» **Instruction**: Repeat every record below exactly as written.

## Begin Material for the task

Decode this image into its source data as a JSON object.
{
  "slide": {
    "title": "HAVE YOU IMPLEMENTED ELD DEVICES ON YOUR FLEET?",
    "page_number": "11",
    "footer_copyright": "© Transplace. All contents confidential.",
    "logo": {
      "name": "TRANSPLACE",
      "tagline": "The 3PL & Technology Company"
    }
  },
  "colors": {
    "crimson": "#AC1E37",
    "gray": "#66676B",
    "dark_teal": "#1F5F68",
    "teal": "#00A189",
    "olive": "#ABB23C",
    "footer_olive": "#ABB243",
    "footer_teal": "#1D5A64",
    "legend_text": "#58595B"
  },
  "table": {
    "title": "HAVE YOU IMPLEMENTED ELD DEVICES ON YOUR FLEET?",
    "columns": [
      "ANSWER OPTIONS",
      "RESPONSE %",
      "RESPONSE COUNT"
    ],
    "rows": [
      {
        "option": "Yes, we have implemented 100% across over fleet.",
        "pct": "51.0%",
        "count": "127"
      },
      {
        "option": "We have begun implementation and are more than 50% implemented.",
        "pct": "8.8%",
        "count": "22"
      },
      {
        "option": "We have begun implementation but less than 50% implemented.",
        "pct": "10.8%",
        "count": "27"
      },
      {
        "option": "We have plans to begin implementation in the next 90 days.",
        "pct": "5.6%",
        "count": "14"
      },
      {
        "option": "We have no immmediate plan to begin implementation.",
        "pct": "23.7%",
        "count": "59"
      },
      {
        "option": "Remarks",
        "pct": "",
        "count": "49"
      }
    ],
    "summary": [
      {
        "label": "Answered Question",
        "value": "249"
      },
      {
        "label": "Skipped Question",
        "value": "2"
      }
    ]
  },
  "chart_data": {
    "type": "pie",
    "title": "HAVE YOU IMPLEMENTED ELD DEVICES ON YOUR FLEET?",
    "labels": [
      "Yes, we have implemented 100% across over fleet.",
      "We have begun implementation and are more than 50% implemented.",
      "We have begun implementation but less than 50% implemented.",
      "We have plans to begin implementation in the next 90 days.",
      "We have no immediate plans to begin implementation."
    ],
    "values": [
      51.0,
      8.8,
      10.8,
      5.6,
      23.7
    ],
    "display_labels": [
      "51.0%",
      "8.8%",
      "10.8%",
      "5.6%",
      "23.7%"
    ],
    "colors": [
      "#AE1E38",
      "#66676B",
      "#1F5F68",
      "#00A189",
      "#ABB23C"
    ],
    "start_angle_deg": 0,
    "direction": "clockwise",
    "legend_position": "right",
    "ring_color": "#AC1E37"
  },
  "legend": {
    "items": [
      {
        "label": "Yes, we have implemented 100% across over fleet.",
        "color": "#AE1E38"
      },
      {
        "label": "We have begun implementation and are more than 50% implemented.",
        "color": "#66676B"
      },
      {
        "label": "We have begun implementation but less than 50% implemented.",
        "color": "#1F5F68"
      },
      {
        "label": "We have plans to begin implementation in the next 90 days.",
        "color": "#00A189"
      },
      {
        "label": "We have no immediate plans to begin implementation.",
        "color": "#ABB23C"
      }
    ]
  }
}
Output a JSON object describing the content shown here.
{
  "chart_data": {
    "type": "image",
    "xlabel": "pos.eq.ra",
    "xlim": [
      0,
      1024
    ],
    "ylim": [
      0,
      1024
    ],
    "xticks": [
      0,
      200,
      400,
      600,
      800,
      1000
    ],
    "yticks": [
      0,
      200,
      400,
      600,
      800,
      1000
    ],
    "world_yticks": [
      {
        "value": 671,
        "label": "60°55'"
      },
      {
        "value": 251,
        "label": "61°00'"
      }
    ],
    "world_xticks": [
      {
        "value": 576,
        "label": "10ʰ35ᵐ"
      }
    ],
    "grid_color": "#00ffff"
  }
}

## End Material for the task

» **Task output**:
Decode this image into its source data as a JSON object.
{
  "slide": {
    "title": "HAVE YOU IMPLEMENTED ELD DEVICES ON YOUR FLEET?",
    "page_number": "11",
    "footer_copyright": "© Transplace. All contents confidential.",
    "logo": {
      "name": "TRANSPLACE",
      "tagline": "The 3PL & Technology Company"
    }
  },
  "colors": {
    "crimson": "#AC1E37",
    "gray": "#66676B",
    "dark_teal": "#1F5F68",
    "teal": "#00A189",
    "olive": "#ABB23C",
    "footer_olive": "#ABB243",
    "footer_teal": "#1D5A64",
    "legend_text": "#58595B"
  },
  "table": {
    "title": "HAVE YOU IMPLEMENTED ELD DEVICES ON YOUR FLEET?",
    "columns": [
      "ANSWER OPTIONS",
      "RESPONSE %",
      "RESPONSE COUNT"
    ],
    "rows": [
      {
        "option": "Yes, we have implemented 100% across over fleet.",
        "pct": "51.0%",
        "count": "127"
      },
      {
        "option": "We have begun implementation and are more than 50% implemented.",
        "pct": "8.8%",
        "count": "22"
      },
      {
        "option": "We have begun implementation but less than 50% implemented.",
        "pct": "10.8%",
        "count": "27"
      },
      {
        "option": "We have plans to begin implementation in the next 90 days.",
        "pct": "5.6%",
        "count": "14"
      },
      {
        "option": "We have no immmediate plan to begin implementation.",
        "pct": "23.7%",
        "count": "59"
      },
      {
        "option": "Remarks",
        "pct": "",
        "count": "49"
      }
    ],
    "summary": [
      {
        "label": "Answered Question",
        "value": "249"
      },
      {
        "label": "Skipped Question",
        "value": "2"
      }
    ]
  },
  "chart_data": {
    "type": "pie",
    "title": "HAVE YOU IMPLEMENTED ELD DEVICES ON YOUR FLEET?",
    "labels": [
      "Yes, we have implemented 100% across over fleet.",
      "We have begun implementation and are more than 50% implemented.",
      "We have begun implementation but less than 50% implemented.",
      "We have plans to begin implementation in the next 90 days.",
      "We have no immediate plans to begin implementation."
    ],
    "values": [
      51.0,
      8.8,
      10.8,
      5.6,
      23.7
    ],
    "display_labels": [
      "51.0%",
      "8.8%",
      "10.8%",
      "5.6%",
      "23.7%"
    ],
    "colors": [
      "#AE1E38",
      "#66676B",
      "#1F5F68",
      "#00A189",
      "#ABB23C"
    ],
    "start_angle_deg": 0,
    "direction": "clockwise",
    "legend_position": "right",
    "ring_color": "#AC1E37"
  },
  "legend": {
    "items": [
      {
        "label": "Yes, we have implemented 100% across over fleet.",
        "color": "#AE1E38"
      },
      {
        "label": "We have begun implementation and are more than 50% implemented.",
        "color": "#66676B"
      },
      {
        "label": "We have begun implementation but less than 50% implemented.",
        "color": "#1F5F68"
      },
      {
        "label": "We have plans to begin implementation in the next 90 days.",
        "color": "#00A189"
      },
      {
        "label": "We have no immediate plans to begin implementation.",
        "color": "#ABB23C"
      }
    ]
  }
}
Output a JSON object describing the content shown here.
{
  "chart_data": {
    "type": "image",
    "xlabel": "pos.eq.ra",
    "xlim": [
      0,
      1024
    ],
    "ylim": [
      0,
      1024
    ],
    "xticks": [
      0,
      200,
      400,
      600,
      800,
      1000
    ],
    "yticks": [
      0,
      200,
      400,
      600,
      800,
      1000
    ],
    "world_yticks": [
      {
        "value": 671,
        "label": "60°55'"
      },
      {
        "value": 251,
        "label": "61°00'"
      }
    ],
    "world_xticks": [
      {
        "value": 576,
        "label": "10ʰ35ᵐ"
      }
    ],
    "grid_color": "#00ffff"
  }
}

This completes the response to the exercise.